━━━ Recorded information
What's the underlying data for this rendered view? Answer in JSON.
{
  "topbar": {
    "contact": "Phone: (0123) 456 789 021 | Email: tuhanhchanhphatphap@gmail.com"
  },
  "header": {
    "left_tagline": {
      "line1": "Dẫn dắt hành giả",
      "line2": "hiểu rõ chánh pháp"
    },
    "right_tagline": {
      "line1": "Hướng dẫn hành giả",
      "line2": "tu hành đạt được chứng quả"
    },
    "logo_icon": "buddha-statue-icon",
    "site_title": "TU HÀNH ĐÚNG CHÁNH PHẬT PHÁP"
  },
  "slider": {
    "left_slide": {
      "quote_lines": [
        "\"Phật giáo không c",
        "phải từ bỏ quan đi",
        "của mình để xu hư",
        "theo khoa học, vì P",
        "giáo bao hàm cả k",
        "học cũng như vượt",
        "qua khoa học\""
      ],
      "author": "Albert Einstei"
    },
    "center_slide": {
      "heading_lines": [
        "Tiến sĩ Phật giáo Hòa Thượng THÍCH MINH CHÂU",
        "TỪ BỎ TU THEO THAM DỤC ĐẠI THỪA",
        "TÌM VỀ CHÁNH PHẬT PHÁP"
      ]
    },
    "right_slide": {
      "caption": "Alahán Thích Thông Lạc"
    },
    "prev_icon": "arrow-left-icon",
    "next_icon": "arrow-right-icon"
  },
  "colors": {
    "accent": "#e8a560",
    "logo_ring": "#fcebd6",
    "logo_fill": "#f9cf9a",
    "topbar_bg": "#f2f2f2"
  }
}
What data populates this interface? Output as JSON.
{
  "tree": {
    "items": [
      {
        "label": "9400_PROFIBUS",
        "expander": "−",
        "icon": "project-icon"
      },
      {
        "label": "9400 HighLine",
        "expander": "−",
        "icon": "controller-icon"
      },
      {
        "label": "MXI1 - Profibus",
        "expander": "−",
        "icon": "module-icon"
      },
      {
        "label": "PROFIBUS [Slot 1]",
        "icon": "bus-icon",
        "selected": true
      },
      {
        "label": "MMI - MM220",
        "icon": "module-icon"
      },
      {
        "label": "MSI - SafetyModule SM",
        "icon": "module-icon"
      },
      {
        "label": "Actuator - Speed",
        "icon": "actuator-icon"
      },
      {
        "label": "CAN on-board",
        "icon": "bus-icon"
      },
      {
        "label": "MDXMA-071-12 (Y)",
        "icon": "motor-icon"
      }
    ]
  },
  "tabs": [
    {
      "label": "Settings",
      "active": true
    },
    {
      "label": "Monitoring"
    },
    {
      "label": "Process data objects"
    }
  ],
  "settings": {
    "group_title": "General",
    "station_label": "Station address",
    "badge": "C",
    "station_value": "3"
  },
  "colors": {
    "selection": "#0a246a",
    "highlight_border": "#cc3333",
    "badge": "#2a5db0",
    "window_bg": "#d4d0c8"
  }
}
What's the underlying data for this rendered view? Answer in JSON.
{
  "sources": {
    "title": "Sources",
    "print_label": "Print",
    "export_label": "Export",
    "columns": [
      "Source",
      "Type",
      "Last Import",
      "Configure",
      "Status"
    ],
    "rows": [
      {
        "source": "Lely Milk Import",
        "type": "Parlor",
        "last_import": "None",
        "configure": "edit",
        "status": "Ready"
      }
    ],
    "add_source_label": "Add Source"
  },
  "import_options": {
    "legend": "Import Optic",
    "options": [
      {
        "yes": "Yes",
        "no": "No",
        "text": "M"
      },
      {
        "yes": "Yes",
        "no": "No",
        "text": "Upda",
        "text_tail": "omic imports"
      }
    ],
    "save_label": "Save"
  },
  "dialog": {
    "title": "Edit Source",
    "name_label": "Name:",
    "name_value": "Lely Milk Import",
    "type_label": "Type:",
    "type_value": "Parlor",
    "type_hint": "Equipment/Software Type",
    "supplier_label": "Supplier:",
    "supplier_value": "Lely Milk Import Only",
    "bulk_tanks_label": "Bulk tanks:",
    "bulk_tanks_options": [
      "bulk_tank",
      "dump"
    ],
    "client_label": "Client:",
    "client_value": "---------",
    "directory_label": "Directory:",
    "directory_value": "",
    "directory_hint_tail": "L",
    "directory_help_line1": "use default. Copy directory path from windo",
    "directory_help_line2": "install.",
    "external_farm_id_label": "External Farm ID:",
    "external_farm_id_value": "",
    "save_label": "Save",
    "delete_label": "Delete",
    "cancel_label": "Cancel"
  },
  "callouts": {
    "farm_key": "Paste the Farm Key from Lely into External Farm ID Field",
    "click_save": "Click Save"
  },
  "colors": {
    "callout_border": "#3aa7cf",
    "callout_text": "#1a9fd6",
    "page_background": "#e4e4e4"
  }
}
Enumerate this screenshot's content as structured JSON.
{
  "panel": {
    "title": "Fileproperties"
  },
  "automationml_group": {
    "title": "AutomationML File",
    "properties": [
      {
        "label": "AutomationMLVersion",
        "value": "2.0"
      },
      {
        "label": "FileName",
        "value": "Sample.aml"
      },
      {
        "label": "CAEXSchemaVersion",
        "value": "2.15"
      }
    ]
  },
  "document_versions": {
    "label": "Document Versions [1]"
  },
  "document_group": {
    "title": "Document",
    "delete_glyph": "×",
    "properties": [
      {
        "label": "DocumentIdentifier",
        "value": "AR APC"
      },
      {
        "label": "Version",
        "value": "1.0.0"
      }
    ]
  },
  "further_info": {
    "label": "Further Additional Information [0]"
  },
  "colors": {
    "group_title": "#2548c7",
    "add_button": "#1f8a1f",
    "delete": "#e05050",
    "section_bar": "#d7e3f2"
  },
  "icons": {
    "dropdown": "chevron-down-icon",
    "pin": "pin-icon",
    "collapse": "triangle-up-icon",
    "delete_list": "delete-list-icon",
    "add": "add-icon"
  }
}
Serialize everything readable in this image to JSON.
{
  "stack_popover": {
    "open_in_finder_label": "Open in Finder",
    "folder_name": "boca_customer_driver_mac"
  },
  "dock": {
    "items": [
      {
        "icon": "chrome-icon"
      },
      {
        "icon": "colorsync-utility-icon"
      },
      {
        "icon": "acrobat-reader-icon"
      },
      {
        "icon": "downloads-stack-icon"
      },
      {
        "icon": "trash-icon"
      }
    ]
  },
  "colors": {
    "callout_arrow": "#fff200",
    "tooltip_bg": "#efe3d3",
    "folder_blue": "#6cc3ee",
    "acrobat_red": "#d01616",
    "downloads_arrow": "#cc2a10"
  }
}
━━━━━━
> **What to produce**
Each entry above is to be quoted exactly.

> **Final result**
What's the underlying data for this rendered view? Answer in JSON.
{
  "topbar": {
    "contact": "Phone: (0123) 456 789 021 | Email: tuhanhchanhphatphap@gmail.com"
  },
  "header": {
    "left_tagline": {
      "line1": "Dẫn dắt hành giả",
      "line2": "hiểu rõ chánh pháp"
    },
    "right_tagline": {
      "line1": "Hướng dẫn hành giả",
      "line2": "tu hành đạt được chứng quả"
    },
    "logo_icon": "buddha-statue-icon",
    "site_title": "TU HÀNH ĐÚNG CHÁNH PHẬT PHÁP"
  },
  "slider": {
    "left_slide": {
      "quote_lines": [
        "\"Phật giáo không c",
        "phải từ bỏ quan đi",
        "của mình để xu hư",
        "theo khoa học, vì P",
        "giáo bao hàm cả k",
        "học cũng như vượt",
        "qua khoa học\""
      ],
      "author": "Albert Einstei"
    },
    "center_slide": {
      "heading_lines": [
        "Tiến sĩ Phật giáo Hòa Thượng THÍCH MINH CHÂU",
        "TỪ BỎ TU THEO THAM DỤC ĐẠI THỪA",
        "TÌM VỀ CHÁNH PHẬT PHÁP"
      ]
    },
    "right_slide": {
      "caption": "Alahán Thích Thông Lạc"
    },
    "prev_icon": "arrow-left-icon",
    "next_icon": "arrow-right-icon"
  },
  "colors": {
    "accent": "#e8a560",
    "logo_ring": "#fcebd6",
    "logo_fill": "#f9cf9a",
    "topbar_bg": "#f2f2f2"
  }
}
What data populates this interface? Output as JSON.
{
  "tree": {
    "items": [
      {
        "label": "9400_PROFIBUS",
        "expander": "−",
        "icon": "project-icon"
      },
      {
        "label": "9400 HighLine",
        "expander": "−",
        "icon": "controller-icon"
      },
      {
        "label": "MXI1 - Profibus",
        "expander": "−",
        "icon": "module-icon"
      },
      {
        "label": "PROFIBUS [Slot 1]",
        "icon": "bus-icon",
        "selected": true
      },
      {
        "label": "MMI - MM220",
        "icon": "module-icon"
      },
      {
        "label": "MSI - SafetyModule SM",
        "icon": "module-icon"
      },
      {
        "label": "Actuator - Speed",
        "icon": "actuator-icon"
      },
      {
        "label": "CAN on-board",
        "icon": "bus-icon"
      },
      {
        "label": "MDXMA-071-12 (Y)",
        "icon": "motor-icon"
      }
    ]
  },
  "tabs": [
    {
      "label": "Settings",
      "active": true
    },
    {
      "label": "Monitoring"
    },
    {
      "label": "Process data objects"
    }
  ],
  "settings": {
    "group_title": "General",
    "station_label": "Station address",
    "badge": "C",
    "station_value": "3"
  },
  "colors": {
    "selection": "#0a246a",
    "highlight_border": "#cc3333",
    "badge": "#2a5db0",
    "window_bg": "#d4d0c8"
  }
}
What's the underlying data for this rendered view? Answer in JSON.
{
  "sources": {
    "title": "Sources",
    "print_label": "Print",
    "export_label": "Export",
    "columns": [
      "Source",
      "Type",
      "Last Import",
      "Configure",
      "Status"
    ],
    "rows": [
      {
        "source": "Lely Milk Import",
        "type": "Parlor",
        "last_import": "None",
        "configure": "edit",
        "status": "Ready"
      }
    ],
    "add_source_label": "Add Source"
  },
  "import_options": {
    "legend": "Import Optic",
    "options": [
      {
        "yes": "Yes",
        "no": "No",
        "text": "M"
      },
      {
        "yes": "Yes",
        "no": "No",
        "text": "Upda",
        "text_tail": "omic imports"
      }
    ],
    "save_label": "Save"
  },
  "dialog": {
    "title": "Edit Source",
    "name_label": "Name:",
    "name_value": "Lely Milk Import",
    "type_label": "Type:",
    "type_value": "Parlor",
    "type_hint": "Equipment/Software Type",
    "supplier_label": "Supplier:",
    "supplier_value": "Lely Milk Import Only",
    "bulk_tanks_label": "Bulk tanks:",
    "bulk_tanks_options": [
      "bulk_tank",
      "dump"
    ],
    "client_label": "Client:",
    "client_value": "---------",
    "directory_label": "Directory:",
    "directory_value": "",
    "directory_hint_tail": "L",
    "directory_help_line1": "use default. Copy directory path from windo",
    "directory_help_line2": "install.",
    "external_farm_id_label": "External Farm ID:",
    "external_farm_id_value": "",
    "save_label": "Save",
    "delete_label": "Delete",
    "cancel_label": "Cancel"
  },
  "callouts": {
    "farm_key": "Paste the Farm Key from Lely into External Farm ID Field",
    "click_save": "Click Save"
  },
  "colors": {
    "callout_border": "#3aa7cf",
    "callout_text": "#1a9fd6",
    "page_background": "#e4e4e4"
  }
}
Enumerate this screenshot's content as structured JSON.
{
  "panel": {
    "title": "Fileproperties"
  },
  "automationml_group": {
    "title": "AutomationML File",
    "properties": [
      {
        "label": "AutomationMLVersion",
        "value": "2.0"
      },
      {
        "label": "FileName",
        "value": "Sample.aml"
      },
      {
        "label": "CAEXSchemaVersion",
        "value": "2.15"
      }
    ]
  },
  "document_versions": {
    "label": "Document Versions [1]"
  },
  "document_group": {
    "title": "Document",
    "delete_glyph": "×",
    "properties": [
      {
        "label": "DocumentIdentifier",
        "value": "AR APC"
      },
      {
        "label": "Version",
        "value": "1.0.0"
      }
    ]
  },
  "further_info": {
    "label": "Further Additional Information [0]"
  },
  "colors": {
    "group_title": "#2548c7",
    "add_button": "#1f8a1f",
    "delete": "#e05050",
    "section_bar": "#d7e3f2"
  },
  "icons": {
    "dropdown": "chevron-down-icon",
    "pin": "pin-icon",
    "collapse": "triangle-up-icon",
    "delete_list": "delete-list-icon",
    "add": "add-icon"
  }
}
Serialize everything readable in this image to JSON.
{
  "stack_popover": {
    "open_in_finder_label": "Open in Finder",
    "folder_name": "boca_customer_driver_mac"
  },
  "dock": {
    "items": [
      {
        "icon": "chrome-icon"
      },
      {
        "icon": "colorsync-utility-icon"
      },
      {
        "icon": "acrobat-reader-icon"
      },
      {
        "icon": "downloads-stack-icon"
      },
      {
        "icon": "trash-icon"
      }
    ]
  },
  "colors": {
    "callout_arrow": "#fff200",
    "tooltip_bg": "#efe3d3",
    "folder_blue": "#6cc3ee",
    "acrobat_red": "#d01616",
    "downloads_arrow": "#cc2a10"
  }
}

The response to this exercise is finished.